Start of Data to process
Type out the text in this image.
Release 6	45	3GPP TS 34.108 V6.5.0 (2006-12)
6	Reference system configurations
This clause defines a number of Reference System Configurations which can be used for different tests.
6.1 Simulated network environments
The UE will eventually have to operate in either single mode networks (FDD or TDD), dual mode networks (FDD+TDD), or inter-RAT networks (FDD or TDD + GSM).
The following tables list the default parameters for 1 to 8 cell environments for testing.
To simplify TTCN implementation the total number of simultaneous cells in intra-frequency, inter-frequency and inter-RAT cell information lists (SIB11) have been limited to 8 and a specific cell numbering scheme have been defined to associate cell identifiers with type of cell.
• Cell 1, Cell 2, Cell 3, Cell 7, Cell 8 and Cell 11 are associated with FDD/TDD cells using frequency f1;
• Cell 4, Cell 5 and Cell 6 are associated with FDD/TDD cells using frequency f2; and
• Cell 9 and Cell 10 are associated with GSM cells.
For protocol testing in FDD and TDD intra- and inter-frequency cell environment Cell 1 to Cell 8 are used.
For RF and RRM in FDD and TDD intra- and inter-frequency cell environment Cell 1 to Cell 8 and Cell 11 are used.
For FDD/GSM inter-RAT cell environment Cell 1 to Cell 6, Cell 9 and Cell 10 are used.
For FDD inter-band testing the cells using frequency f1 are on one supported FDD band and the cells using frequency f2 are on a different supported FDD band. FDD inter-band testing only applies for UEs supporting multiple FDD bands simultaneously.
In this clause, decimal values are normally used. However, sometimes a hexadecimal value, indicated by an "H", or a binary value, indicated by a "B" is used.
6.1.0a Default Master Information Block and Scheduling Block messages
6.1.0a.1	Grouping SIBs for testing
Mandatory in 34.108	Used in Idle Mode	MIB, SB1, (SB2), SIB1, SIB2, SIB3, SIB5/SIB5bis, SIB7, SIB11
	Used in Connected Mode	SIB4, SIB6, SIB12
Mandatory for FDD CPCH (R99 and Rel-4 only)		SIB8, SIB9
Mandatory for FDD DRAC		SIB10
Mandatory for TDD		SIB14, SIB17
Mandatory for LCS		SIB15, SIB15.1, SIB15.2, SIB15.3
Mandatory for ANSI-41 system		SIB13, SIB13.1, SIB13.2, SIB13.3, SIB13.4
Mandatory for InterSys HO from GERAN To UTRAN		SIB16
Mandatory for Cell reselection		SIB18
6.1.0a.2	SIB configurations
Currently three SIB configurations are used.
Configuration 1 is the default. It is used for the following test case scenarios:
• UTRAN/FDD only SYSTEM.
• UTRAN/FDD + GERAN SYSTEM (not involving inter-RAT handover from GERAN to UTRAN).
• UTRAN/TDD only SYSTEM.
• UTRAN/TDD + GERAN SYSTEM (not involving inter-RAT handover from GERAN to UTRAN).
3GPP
End of Data to process
■ **Task statement**: Say how many lines of the data include the string "involving". Nothing other than the number should be given.

■ **Expected answer**: 2